* Problem requirements *
Take every line where the string "Бардо" appears and copy it.

* Dataset records *
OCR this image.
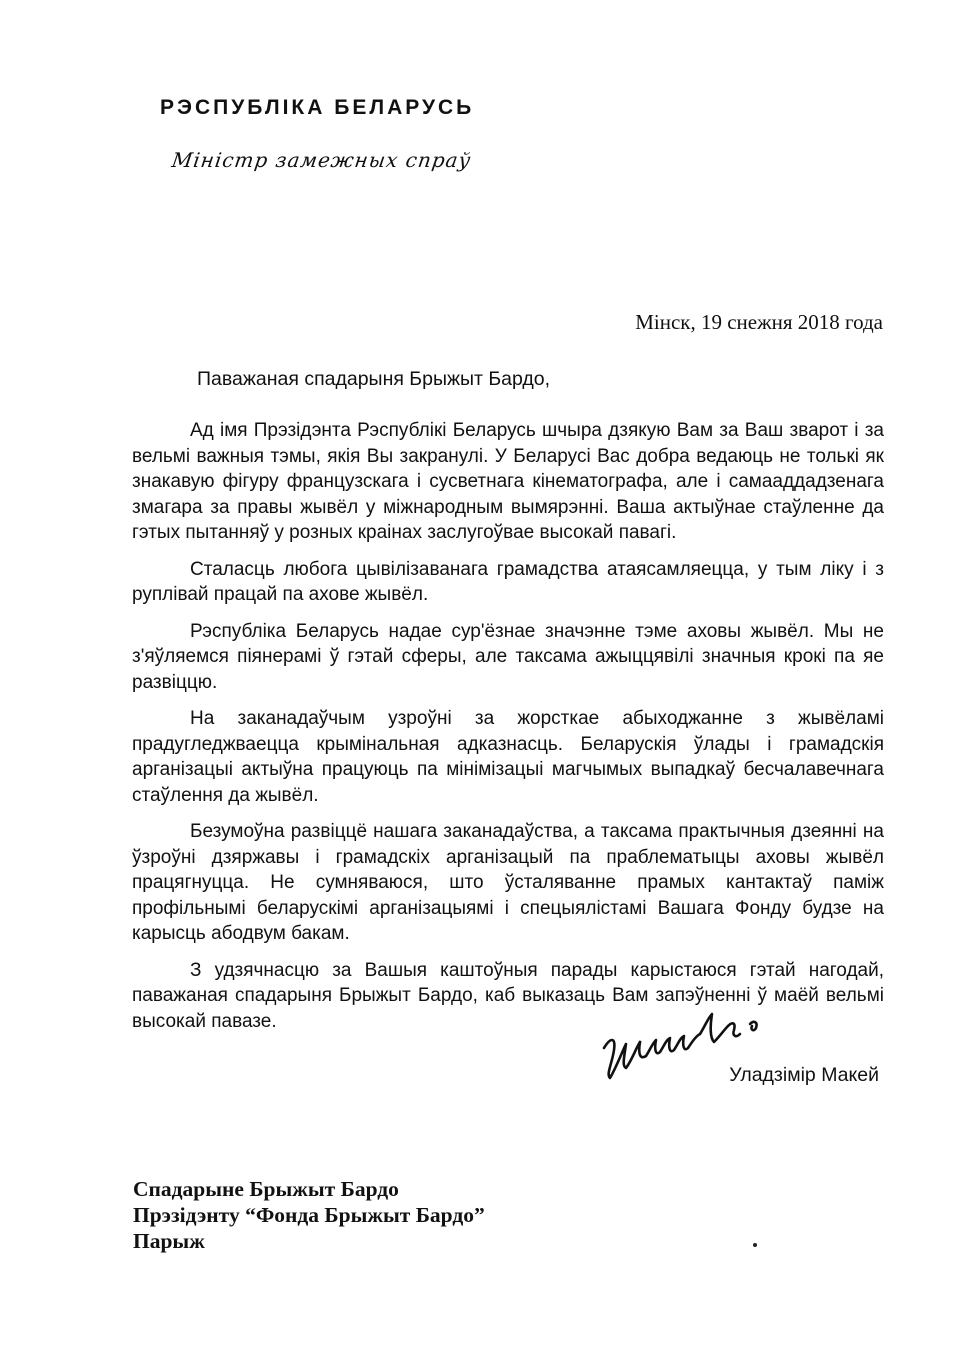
РЭСПУБЛІКА БЕЛАРУСЬ
Міністр замежных спраў
Мінск, 19 снежня 2018 года
Паважаная спадарыня Брыжыт Бардо,

Ад імя Прэзідэнта Рэспублікі Беларусь шчыра дзякую Вам за Ваш зварот і за вельмі важныя тэмы, якія Вы закранулі. У Беларусі Вас добра ведаюць не толькі як знакавую фігуру французскага і сусветнага кінематографа, але і самааддадзенага змагара за правы жывёл у міжнародным вымярэнні. Ваша актыўнае стаўленне да гэтых пытанняў у розных краінах заслугоўвае высокай павагі.

Сталасць любога цывілізаванага грамадства атаясамляецца, у тым ліку і з руплівай працай па ахове жывёл.

Рэспубліка Беларусь надае сур'ёзнае значэнне тэме аховы жывёл. Мы не з'яўляемся піянерамі ў гэтай сферы, але таксама ажыццявілі значныя крокі па яе развіццю.

На заканадаўчым узроўні за жорсткае абыходжанне з жывёламі прадугледжваецца крымінальная адказнасць. Беларускія ўлады і грамадскія арганізацыі актыўна працуюць па мінімізацыі магчымых выпадкаў бесчалавечнага стаўлення да жывёл.

Безумоўна развіццё нашага заканадаўства, а таксама практычныя дзеянні на ўзроўні дзяржавы і грамадскіх арганізацый па праблематыцы аховы жывёл працягнуцца. Не сумняваюся, што ўсталяванне прамых кантактаў паміж профільнымі беларускімі арганізацыямі і спецыялістамі Вашага Фонду будзе на карысць абодвум бакам.

З удзячнасцю за Вашыя каштоўныя парады карыстаюся гэтай нагодай, паважаная спадарыня Брыжыт Бардо, каб выказаць Вам запэўненні ў маёй вельмі высокай павазе.

Уладзімір Макей
Спадарыне Брыжыт Бардо
Прэзідэнту “Фонда Брыжыт Бардо”
Парыж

* Solution to the exercise *
Паважаная спадарыня Брыжыт Бардо,
З удзячнасцю за Вашыя каштоўныя парады карыстаюся гэтай нагодай, паважаная спадарыня Брыжыт Бардо, каб выказаць Вам запэўненні ў маёй вельмі высокай павазе.
Спадарыне Брыжыт Бардо
Прэзідэнту “Фонда Брыжыт Бардо”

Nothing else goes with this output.